>> Begin

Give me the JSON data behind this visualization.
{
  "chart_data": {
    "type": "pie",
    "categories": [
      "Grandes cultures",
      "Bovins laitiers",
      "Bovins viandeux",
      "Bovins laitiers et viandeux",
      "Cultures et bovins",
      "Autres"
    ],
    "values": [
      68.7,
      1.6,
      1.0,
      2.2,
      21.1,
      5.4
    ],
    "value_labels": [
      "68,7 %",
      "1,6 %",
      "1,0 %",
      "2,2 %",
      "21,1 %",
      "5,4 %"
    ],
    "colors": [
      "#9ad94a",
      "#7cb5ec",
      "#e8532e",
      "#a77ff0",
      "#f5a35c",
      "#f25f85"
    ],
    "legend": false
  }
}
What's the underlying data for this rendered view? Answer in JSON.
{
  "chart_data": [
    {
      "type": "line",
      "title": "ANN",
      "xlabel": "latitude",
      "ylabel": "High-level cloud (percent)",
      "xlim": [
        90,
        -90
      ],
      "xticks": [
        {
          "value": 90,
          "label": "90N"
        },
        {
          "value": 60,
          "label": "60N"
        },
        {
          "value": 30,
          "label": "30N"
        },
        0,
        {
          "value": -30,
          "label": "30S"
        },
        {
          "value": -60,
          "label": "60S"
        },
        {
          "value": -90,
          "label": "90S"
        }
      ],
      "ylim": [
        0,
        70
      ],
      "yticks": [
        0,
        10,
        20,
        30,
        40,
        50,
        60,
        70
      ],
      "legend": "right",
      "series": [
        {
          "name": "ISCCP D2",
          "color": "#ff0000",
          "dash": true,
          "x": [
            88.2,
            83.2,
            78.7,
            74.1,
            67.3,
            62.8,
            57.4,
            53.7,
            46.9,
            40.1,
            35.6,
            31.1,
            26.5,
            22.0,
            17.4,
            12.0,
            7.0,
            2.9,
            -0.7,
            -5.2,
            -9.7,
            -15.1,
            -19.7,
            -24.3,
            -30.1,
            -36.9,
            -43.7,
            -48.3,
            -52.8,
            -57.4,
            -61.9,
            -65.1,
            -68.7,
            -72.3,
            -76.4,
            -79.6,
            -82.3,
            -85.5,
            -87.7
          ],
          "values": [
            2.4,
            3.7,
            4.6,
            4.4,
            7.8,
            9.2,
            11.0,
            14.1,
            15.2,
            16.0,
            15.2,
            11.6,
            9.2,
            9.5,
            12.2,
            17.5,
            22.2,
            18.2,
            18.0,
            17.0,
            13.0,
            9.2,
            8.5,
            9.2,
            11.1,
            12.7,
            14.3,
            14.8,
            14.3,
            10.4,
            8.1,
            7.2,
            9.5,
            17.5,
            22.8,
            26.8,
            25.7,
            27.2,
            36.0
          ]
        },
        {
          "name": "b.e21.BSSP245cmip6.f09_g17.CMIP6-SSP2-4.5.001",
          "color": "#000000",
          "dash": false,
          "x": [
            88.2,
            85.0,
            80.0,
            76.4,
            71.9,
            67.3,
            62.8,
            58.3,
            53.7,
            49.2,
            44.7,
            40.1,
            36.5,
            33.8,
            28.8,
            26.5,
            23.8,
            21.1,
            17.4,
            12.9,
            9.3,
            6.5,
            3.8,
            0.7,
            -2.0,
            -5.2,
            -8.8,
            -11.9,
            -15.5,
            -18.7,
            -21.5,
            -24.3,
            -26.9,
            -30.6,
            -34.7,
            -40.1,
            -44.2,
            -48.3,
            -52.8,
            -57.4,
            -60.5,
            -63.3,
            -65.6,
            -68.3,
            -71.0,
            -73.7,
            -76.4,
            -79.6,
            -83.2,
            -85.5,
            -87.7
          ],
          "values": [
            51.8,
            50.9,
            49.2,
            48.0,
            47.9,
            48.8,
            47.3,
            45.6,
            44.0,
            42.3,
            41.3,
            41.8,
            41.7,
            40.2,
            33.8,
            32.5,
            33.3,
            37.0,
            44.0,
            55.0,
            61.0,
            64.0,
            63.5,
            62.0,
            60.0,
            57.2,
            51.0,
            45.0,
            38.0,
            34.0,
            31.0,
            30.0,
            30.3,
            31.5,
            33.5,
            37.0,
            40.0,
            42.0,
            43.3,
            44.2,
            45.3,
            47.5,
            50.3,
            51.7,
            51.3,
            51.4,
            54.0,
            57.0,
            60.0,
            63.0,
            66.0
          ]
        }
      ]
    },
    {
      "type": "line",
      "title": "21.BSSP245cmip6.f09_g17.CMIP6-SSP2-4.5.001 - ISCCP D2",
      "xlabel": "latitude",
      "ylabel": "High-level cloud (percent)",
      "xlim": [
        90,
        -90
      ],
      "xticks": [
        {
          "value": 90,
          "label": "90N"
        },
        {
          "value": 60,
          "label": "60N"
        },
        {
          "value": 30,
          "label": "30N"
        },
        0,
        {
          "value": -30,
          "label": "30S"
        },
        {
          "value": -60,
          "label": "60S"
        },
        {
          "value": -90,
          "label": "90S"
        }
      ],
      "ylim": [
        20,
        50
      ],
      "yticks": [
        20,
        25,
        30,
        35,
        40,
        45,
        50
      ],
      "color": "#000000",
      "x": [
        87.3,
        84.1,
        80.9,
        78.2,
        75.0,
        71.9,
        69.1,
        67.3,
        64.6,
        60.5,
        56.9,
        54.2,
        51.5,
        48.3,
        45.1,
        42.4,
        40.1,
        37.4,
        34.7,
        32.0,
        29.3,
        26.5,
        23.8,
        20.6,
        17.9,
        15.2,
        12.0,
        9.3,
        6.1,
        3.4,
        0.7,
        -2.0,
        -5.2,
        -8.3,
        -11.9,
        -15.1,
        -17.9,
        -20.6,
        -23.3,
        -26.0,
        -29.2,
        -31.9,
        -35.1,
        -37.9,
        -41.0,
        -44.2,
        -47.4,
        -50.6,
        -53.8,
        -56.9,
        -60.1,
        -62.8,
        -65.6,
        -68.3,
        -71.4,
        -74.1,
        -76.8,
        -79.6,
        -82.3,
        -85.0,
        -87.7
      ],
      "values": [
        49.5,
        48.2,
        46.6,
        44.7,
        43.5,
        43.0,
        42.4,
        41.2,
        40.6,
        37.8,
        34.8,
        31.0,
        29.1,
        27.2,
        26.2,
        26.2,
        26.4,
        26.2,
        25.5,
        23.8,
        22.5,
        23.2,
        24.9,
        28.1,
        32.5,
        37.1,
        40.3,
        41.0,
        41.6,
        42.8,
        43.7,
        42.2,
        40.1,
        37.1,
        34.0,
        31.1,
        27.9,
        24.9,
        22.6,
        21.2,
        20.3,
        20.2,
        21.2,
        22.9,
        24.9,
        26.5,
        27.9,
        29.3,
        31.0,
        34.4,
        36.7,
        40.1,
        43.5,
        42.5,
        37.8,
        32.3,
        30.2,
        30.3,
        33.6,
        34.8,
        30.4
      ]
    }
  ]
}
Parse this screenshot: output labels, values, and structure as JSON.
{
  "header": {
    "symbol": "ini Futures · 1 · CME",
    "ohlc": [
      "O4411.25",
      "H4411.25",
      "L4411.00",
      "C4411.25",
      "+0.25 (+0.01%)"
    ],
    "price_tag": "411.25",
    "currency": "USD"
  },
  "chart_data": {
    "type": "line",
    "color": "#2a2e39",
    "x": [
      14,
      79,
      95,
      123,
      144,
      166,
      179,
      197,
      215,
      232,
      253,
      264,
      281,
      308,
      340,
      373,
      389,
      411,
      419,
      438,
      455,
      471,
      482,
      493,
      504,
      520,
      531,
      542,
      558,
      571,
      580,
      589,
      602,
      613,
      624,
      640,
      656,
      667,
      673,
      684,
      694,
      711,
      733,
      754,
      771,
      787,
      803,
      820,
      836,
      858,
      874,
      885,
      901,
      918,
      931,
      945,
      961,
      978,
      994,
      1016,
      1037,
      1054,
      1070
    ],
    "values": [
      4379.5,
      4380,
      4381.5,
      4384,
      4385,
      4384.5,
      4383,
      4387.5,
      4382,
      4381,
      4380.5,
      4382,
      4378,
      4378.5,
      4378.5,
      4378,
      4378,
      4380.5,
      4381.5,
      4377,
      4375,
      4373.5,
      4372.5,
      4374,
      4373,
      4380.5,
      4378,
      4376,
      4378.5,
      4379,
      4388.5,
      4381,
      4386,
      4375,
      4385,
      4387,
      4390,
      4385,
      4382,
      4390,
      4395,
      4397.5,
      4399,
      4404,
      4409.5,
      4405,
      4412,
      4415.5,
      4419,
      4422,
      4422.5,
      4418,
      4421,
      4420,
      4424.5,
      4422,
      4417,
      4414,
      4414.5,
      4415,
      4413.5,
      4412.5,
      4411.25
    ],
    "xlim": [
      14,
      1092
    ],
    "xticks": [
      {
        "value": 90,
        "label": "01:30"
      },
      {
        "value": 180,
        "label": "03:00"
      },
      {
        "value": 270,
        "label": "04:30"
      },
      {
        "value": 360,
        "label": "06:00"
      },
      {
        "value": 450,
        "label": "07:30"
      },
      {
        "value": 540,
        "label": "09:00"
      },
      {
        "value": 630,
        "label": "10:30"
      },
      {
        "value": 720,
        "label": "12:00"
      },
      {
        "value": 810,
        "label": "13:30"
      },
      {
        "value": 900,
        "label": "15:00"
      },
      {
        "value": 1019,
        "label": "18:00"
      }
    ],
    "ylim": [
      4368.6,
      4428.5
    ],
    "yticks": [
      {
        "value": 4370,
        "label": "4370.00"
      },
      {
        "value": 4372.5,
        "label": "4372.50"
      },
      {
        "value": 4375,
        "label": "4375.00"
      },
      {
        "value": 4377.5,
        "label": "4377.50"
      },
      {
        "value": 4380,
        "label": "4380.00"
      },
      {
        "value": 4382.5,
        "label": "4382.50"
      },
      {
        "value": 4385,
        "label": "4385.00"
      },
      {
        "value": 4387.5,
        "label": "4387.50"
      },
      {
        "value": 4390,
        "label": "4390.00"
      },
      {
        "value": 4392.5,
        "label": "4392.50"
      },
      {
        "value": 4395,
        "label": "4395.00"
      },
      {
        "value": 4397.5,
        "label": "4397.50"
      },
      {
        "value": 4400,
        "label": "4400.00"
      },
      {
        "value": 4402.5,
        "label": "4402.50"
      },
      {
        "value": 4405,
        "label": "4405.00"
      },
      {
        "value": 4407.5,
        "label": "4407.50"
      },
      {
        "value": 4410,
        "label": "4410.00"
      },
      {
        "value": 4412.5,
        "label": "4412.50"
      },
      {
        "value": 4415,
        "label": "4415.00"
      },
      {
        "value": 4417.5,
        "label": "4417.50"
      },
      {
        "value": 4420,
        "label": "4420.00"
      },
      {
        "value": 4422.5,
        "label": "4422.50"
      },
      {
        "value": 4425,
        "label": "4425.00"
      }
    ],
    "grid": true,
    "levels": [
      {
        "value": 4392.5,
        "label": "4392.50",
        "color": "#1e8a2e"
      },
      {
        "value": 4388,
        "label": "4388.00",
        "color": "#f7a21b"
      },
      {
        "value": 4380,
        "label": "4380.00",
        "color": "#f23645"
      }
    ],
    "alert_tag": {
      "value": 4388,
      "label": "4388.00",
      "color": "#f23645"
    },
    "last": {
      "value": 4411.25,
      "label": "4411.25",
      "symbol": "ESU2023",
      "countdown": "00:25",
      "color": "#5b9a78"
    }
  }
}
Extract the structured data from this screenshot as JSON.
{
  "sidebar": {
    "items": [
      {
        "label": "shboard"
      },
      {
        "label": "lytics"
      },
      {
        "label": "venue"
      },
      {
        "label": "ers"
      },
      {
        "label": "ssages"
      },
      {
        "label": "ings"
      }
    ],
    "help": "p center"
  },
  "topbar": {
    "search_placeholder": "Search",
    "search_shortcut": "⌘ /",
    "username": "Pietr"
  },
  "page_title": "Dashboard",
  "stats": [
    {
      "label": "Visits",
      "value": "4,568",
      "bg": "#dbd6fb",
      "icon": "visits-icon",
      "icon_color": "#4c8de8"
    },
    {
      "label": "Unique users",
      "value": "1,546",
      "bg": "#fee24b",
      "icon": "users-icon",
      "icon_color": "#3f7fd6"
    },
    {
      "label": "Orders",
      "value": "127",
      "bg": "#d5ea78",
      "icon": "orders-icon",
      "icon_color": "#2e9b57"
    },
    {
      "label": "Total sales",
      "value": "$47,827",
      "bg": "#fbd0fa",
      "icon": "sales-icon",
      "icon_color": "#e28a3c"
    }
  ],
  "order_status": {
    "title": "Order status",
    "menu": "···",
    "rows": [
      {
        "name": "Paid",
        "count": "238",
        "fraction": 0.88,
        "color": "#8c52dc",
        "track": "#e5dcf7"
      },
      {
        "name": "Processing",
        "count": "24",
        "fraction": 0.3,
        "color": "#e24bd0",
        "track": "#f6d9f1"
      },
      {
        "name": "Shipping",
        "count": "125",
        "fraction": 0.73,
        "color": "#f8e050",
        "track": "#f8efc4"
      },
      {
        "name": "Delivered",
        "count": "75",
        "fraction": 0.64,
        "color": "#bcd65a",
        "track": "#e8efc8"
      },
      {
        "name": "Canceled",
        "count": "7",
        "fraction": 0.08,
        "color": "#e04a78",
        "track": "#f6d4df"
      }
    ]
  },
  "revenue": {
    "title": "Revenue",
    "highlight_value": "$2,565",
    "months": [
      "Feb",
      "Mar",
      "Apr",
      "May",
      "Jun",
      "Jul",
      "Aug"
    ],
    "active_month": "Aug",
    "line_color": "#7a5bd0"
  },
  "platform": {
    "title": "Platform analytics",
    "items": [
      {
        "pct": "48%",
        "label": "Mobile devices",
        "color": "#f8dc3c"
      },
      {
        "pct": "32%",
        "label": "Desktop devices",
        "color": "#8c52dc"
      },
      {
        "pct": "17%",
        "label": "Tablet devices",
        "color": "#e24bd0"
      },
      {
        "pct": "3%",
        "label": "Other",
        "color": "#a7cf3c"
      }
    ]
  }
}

>> End

TASK STATEMENT:
Determine the number of lines containing "type". Write only that number.

REPLY:
4